**EXERCISE BRIEF:** Give every line from the entries that contains "icon".

**GIVEN DATA:**
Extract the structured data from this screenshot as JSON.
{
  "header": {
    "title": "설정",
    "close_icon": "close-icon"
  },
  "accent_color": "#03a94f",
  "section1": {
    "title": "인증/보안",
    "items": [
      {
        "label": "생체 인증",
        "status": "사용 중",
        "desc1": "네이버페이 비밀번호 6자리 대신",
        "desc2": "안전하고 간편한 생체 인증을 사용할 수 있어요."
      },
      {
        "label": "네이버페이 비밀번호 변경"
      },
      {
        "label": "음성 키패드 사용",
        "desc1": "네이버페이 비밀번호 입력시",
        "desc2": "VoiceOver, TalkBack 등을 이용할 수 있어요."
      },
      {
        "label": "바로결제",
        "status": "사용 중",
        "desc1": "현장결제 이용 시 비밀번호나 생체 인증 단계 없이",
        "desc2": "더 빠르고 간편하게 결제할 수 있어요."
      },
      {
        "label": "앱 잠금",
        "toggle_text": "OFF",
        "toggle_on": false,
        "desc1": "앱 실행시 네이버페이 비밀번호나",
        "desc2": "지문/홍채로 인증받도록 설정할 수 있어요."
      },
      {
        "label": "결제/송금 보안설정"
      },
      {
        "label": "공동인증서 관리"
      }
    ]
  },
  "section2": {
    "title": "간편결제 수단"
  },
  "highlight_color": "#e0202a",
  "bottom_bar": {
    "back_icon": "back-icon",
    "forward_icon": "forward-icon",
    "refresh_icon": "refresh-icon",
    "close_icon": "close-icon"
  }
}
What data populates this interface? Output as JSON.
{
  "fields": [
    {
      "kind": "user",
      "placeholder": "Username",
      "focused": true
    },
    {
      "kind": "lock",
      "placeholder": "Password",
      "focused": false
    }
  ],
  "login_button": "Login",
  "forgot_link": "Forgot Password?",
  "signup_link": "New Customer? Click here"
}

**FULL SOLUTION:**
    "close_icon": "close-icon"
    "back_icon": "back-icon",
    "forward_icon": "forward-icon",
    "refresh_icon": "refresh-icon",
    "close_icon": "close-icon"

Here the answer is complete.